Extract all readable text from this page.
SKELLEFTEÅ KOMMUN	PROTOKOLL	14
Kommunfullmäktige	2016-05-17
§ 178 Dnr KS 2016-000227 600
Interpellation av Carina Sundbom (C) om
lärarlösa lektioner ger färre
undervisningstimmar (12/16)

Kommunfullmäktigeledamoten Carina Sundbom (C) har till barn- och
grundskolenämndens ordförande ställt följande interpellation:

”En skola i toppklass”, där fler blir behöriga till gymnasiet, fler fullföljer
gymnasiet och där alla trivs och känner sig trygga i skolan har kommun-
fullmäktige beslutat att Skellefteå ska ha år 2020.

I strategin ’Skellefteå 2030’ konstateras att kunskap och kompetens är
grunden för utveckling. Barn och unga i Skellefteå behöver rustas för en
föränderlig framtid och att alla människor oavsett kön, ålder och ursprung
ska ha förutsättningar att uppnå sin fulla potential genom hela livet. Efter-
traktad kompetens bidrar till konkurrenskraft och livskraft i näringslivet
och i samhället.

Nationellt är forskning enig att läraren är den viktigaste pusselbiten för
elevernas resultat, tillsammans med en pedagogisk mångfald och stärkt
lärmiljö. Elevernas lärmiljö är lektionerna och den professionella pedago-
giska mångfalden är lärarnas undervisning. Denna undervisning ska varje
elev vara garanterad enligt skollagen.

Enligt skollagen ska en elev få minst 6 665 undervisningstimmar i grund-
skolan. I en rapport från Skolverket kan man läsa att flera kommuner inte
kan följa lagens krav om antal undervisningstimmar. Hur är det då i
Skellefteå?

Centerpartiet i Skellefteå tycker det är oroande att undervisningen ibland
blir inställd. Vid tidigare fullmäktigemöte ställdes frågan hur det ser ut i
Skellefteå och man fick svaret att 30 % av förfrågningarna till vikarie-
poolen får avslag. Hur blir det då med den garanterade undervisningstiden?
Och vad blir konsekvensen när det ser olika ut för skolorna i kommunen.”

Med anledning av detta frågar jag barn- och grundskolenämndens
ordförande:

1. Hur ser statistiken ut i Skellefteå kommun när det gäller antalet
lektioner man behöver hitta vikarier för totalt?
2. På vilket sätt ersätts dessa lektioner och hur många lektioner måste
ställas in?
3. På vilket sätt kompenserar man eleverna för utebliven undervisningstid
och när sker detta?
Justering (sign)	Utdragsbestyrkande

++++

:: Task instructions ::
Copy each line from the records above that includes the string "undervisningstimmar".

:: Expected output ::
undervisningstimmar (12/16)
Enligt skollagen ska en elev få minst 6 665 undervisningstimmar i grund-
kan följa lagens krav om antal undervisningstimmar. Hur är det då i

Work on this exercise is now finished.